* _EXTRACTED INFORMATION_:

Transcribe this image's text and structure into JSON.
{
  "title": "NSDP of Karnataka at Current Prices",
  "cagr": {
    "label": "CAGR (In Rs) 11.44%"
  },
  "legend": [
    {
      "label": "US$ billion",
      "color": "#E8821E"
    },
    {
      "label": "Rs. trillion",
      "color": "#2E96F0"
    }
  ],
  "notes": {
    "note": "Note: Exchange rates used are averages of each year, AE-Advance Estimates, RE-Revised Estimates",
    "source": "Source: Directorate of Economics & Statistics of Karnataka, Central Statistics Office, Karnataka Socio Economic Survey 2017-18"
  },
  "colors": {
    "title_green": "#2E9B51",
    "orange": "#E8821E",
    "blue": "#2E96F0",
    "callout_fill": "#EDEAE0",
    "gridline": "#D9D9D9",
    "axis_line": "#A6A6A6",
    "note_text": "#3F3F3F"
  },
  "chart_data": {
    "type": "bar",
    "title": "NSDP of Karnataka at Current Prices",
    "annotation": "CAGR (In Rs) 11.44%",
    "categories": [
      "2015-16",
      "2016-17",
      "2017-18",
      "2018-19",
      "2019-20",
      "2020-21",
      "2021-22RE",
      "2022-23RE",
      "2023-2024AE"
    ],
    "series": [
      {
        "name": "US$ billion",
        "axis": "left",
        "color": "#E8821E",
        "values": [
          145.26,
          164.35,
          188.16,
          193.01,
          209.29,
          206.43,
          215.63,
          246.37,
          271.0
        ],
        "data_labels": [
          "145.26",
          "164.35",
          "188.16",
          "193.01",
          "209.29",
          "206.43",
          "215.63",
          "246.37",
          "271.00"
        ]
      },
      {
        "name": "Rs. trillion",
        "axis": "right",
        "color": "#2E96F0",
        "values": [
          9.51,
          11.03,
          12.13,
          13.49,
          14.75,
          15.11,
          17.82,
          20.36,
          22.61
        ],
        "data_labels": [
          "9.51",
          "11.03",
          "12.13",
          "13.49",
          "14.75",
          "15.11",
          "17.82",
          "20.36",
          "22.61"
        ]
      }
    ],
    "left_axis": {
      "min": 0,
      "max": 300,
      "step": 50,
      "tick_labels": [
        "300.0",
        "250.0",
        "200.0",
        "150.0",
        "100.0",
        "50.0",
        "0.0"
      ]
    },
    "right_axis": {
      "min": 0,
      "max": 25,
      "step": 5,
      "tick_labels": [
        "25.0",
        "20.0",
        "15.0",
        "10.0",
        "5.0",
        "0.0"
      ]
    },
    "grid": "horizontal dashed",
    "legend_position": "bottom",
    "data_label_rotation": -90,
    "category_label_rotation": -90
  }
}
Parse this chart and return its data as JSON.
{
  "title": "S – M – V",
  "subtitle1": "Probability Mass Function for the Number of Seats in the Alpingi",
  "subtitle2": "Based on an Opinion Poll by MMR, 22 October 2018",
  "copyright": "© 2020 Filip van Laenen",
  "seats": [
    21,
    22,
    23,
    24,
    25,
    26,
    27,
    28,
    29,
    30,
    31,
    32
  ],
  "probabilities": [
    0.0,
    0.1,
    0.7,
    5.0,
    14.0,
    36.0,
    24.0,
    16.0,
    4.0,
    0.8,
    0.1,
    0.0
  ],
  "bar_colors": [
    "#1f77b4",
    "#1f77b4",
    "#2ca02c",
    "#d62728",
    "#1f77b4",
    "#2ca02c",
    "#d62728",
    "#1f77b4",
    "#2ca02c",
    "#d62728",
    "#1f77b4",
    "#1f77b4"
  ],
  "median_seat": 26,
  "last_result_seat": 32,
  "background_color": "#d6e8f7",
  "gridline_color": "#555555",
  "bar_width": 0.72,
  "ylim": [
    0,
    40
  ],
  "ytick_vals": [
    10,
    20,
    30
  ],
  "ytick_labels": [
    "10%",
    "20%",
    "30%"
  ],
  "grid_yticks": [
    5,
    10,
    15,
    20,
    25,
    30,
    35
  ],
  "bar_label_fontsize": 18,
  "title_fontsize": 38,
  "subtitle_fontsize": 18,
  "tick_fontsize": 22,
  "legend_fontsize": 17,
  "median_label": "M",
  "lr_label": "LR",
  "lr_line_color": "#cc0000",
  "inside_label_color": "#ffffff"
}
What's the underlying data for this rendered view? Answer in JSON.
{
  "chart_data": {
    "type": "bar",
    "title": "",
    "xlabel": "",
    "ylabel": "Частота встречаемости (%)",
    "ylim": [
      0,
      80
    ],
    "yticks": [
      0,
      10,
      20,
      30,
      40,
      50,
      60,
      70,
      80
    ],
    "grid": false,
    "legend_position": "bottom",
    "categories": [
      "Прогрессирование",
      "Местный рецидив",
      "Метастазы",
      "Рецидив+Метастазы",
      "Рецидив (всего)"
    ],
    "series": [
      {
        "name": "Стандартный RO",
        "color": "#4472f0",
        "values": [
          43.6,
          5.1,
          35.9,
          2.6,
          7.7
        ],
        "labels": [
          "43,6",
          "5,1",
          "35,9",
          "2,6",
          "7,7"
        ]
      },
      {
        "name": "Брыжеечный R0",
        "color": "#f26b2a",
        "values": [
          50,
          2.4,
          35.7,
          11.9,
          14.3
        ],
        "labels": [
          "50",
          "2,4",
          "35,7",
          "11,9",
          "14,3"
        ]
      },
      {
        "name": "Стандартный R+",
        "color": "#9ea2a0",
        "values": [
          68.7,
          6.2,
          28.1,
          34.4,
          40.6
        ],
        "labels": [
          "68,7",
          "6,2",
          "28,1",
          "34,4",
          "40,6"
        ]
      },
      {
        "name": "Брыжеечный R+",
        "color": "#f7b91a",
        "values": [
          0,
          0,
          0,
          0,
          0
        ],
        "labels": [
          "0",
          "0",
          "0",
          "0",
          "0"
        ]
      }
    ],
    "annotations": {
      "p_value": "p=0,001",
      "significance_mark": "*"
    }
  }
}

* _SET PROBLEM_: Go through the listing above and locate each line that holds the word "Current". Copy those lines.

* _TASK ANSWER_:
  "title": "NSDP of Karnataka at Current Prices",
    "title": "NSDP of Karnataka at Current Prices",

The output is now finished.